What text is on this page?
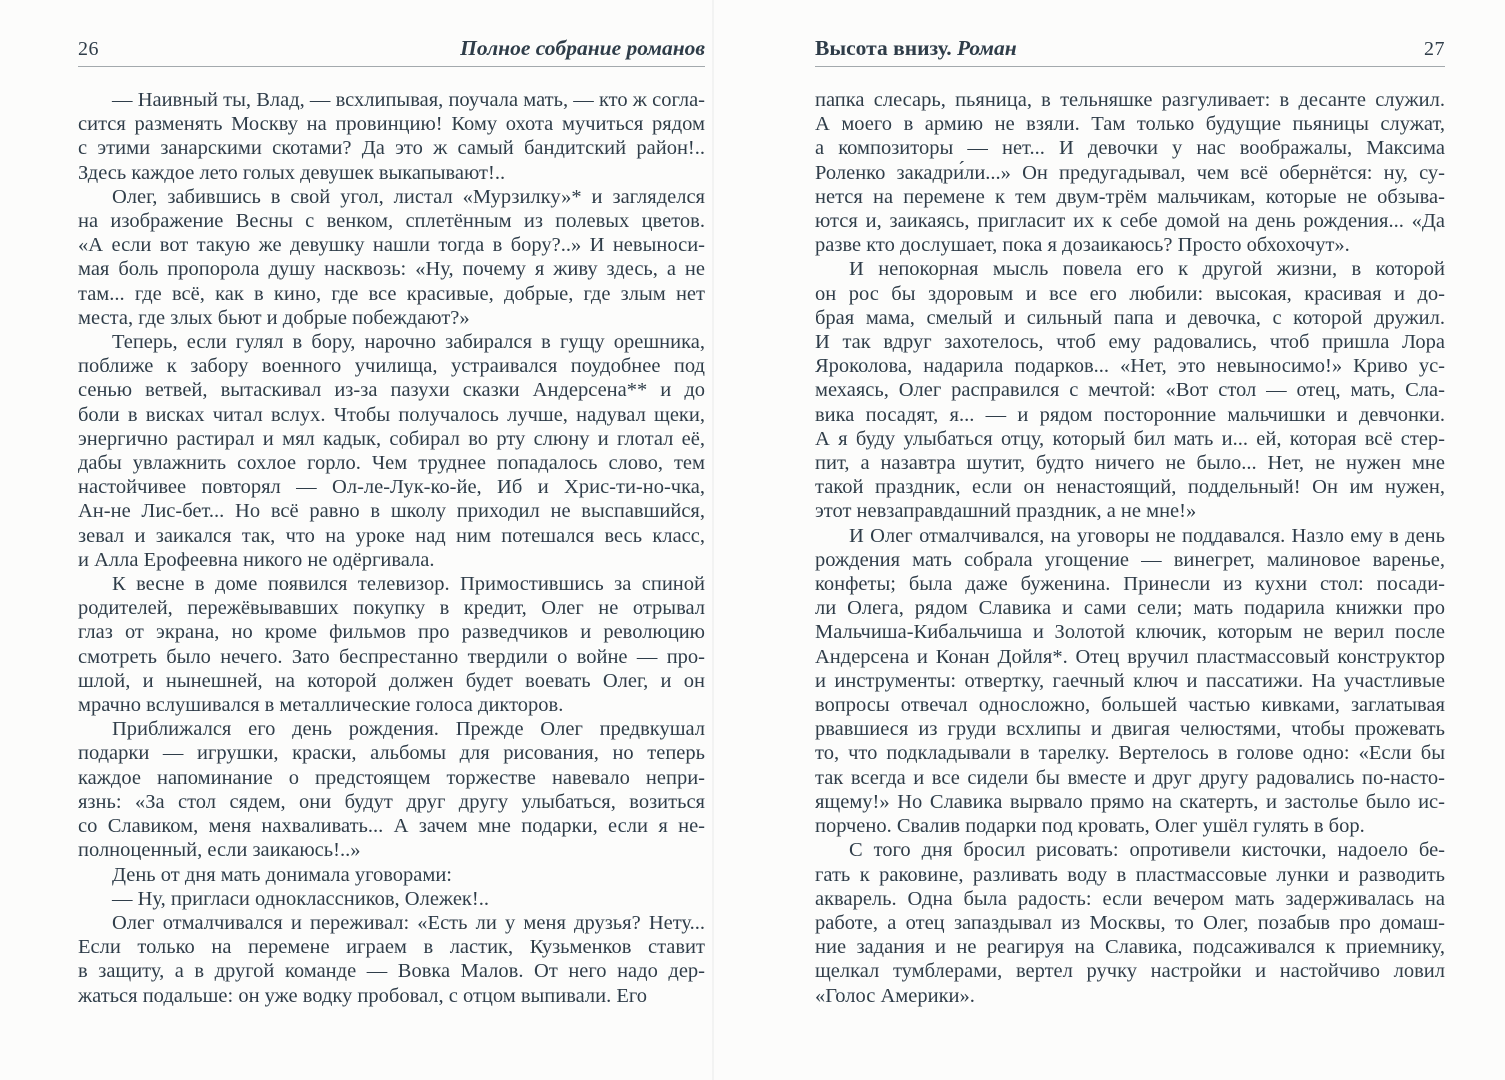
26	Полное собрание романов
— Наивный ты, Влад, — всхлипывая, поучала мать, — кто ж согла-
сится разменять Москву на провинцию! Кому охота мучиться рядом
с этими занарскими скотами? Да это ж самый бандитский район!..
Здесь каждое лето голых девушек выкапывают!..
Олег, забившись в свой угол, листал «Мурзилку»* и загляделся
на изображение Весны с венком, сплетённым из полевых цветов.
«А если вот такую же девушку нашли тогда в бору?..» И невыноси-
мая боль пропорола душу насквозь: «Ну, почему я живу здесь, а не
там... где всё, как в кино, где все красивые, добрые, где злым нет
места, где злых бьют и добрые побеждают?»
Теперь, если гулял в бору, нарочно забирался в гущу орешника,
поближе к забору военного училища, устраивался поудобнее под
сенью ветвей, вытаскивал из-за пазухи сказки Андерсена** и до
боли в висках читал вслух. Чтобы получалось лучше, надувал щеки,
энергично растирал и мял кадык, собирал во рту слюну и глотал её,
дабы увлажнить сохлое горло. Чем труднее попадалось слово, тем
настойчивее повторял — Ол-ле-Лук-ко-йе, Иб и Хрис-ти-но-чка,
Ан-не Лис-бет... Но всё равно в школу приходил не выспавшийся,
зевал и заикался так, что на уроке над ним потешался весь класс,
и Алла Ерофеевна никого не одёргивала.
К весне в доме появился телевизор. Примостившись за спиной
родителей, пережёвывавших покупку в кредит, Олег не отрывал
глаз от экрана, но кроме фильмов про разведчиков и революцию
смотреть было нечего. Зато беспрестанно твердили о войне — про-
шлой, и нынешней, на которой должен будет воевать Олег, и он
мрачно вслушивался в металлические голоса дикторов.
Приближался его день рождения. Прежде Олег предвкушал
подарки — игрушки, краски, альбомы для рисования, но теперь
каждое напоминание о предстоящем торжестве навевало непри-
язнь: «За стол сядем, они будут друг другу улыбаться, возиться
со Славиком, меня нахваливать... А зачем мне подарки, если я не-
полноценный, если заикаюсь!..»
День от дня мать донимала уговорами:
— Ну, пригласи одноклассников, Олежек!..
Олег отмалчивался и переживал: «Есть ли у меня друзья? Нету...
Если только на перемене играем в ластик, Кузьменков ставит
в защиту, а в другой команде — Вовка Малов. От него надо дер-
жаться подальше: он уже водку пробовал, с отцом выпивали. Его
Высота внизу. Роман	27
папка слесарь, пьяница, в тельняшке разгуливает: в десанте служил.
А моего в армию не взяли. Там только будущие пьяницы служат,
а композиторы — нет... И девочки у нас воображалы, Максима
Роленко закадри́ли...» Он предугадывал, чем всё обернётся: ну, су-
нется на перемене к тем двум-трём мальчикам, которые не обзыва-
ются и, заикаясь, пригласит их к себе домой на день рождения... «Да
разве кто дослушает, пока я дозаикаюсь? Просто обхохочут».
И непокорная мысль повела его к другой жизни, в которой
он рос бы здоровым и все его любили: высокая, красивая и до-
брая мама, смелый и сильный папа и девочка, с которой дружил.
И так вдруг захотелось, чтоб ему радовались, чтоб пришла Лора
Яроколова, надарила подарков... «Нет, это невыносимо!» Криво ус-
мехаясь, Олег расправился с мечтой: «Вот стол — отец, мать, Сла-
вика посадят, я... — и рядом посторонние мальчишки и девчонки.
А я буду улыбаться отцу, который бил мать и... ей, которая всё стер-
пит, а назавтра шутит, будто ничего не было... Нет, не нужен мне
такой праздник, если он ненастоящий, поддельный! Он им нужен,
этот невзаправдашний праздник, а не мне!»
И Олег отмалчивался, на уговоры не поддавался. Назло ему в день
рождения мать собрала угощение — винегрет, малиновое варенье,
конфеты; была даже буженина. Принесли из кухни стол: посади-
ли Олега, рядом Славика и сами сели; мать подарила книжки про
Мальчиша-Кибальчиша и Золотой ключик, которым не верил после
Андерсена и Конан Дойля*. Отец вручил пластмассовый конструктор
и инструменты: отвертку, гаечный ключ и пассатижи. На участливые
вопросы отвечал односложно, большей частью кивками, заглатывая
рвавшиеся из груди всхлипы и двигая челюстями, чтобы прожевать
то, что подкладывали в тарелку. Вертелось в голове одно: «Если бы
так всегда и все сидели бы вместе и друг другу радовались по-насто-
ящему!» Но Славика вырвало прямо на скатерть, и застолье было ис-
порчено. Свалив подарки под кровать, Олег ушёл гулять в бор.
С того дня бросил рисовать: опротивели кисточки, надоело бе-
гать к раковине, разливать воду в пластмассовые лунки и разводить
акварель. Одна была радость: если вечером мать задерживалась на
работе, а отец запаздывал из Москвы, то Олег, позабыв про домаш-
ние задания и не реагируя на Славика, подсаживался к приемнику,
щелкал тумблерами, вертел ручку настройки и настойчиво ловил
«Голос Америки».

*-*-*

**TO BE DONE:**
Pictures stay out of the copy; please restate every record above exactly.

**WRITTEN RESPONSE:**
What text is on this page?
26	Полное собрание романов
— Наивный ты, Влад, — всхлипывая, поучала мать, — кто ж согла-
сится разменять Москву на провинцию! Кому охота мучиться рядом
с этими занарскими скотами? Да это ж самый бандитский район!..
Здесь каждое лето голых девушек выкапывают!..
Олег, забившись в свой угол, листал «Мурзилку»* и загляделся
на изображение Весны с венком, сплетённым из полевых цветов.
«А если вот такую же девушку нашли тогда в бору?..» И невыноси-
мая боль пропорола душу насквозь: «Ну, почему я живу здесь, а не
там... где всё, как в кино, где все красивые, добрые, где злым нет
места, где злых бьют и добрые побеждают?»
Теперь, если гулял в бору, нарочно забирался в гущу орешника,
поближе к забору военного училища, устраивался поудобнее под
сенью ветвей, вытаскивал из-за пазухи сказки Андерсена** и до
боли в висках читал вслух. Чтобы получалось лучше, надувал щеки,
энергично растирал и мял кадык, собирал во рту слюну и глотал её,
дабы увлажнить сохлое горло. Чем труднее попадалось слово, тем
настойчивее повторял — Ол-ле-Лук-ко-йе, Иб и Хрис-ти-но-чка,
Ан-не Лис-бет... Но всё равно в школу приходил не выспавшийся,
зевал и заикался так, что на уроке над ним потешался весь класс,
и Алла Ерофеевна никого не одёргивала.
К весне в доме появился телевизор. Примостившись за спиной
родителей, пережёвывавших покупку в кредит, Олег не отрывал
глаз от экрана, но кроме фильмов про разведчиков и революцию
смотреть было нечего. Зато беспрестанно твердили о войне — про-
шлой, и нынешней, на которой должен будет воевать Олег, и он
мрачно вслушивался в металлические голоса дикторов.
Приближался его день рождения. Прежде Олег предвкушал
подарки — игрушки, краски, альбомы для рисования, но теперь
каждое напоминание о предстоящем торжестве навевало непри-
язнь: «За стол сядем, они будут друг другу улыбаться, возиться
со Славиком, меня нахваливать... А зачем мне подарки, если я не-
полноценный, если заикаюсь!..»
День от дня мать донимала уговорами:
— Ну, пригласи одноклассников, Олежек!..
Олег отмалчивался и переживал: «Есть ли у меня друзья? Нету...
Если только на перемене играем в ластик, Кузьменков ставит
в защиту, а в другой команде — Вовка Малов. От него надо дер-
жаться подальше: он уже водку пробовал, с отцом выпивали. Его
Высота внизу. Роман	27
папка слесарь, пьяница, в тельняшке разгуливает: в десанте служил.
А моего в армию не взяли. Там только будущие пьяницы служат,
а композиторы — нет... И девочки у нас воображалы, Максима
Роленко закадри́ли...» Он предугадывал, чем всё обернётся: ну, су-
нется на перемене к тем двум-трём мальчикам, которые не обзыва-
ются и, заикаясь, пригласит их к себе домой на день рождения... «Да
разве кто дослушает, пока я дозаикаюсь? Просто обхохочут».
И непокорная мысль повела его к другой жизни, в которой
он рос бы здоровым и все его любили: высокая, красивая и до-
брая мама, смелый и сильный папа и девочка, с которой дружил.
И так вдруг захотелось, чтоб ему радовались, чтоб пришла Лора
Яроколова, надарила подарков... «Нет, это невыносимо!» Криво ус-
мехаясь, Олег расправился с мечтой: «Вот стол — отец, мать, Сла-
вика посадят, я... — и рядом посторонние мальчишки и девчонки.
А я буду улыбаться отцу, который бил мать и... ей, которая всё стер-
пит, а назавтра шутит, будто ничего не было... Нет, не нужен мне
такой праздник, если он ненастоящий, поддельный! Он им нужен,
этот невзаправдашний праздник, а не мне!»
И Олег отмалчивался, на уговоры не поддавался. Назло ему в день
рождения мать собрала угощение — винегрет, малиновое варенье,
конфеты; была даже буженина. Принесли из кухни стол: посади-
ли Олега, рядом Славика и сами сели; мать подарила книжки про
Мальчиша-Кибальчиша и Золотой ключик, которым не верил после
Андерсена и Конан Дойля*. Отец вручил пластмассовый конструктор
и инструменты: отвертку, гаечный ключ и пассатижи. На участливые
вопросы отвечал односложно, большей частью кивками, заглатывая
рвавшиеся из груди всхлипы и двигая челюстями, чтобы прожевать
то, что подкладывали в тарелку. Вертелось в голове одно: «Если бы
так всегда и все сидели бы вместе и друг другу радовались по-насто-
ящему!» Но Славика вырвало прямо на скатерть, и застолье было ис-
порчено. Свалив подарки под кровать, Олег ушёл гулять в бор.
С того дня бросил рисовать: опротивели кисточки, надоело бе-
гать к раковине, разливать воду в пластмассовые лунки и разводить
акварель. Одна была радость: если вечером мать задерживалась на
работе, а отец запаздывал из Москвы, то Олег, позабыв про домаш-
ние задания и не реагируя на Славика, подсаживался к приемнику,
щелкал тумблерами, вертел ручку настройки и настойчиво ловил
«Голос Америки».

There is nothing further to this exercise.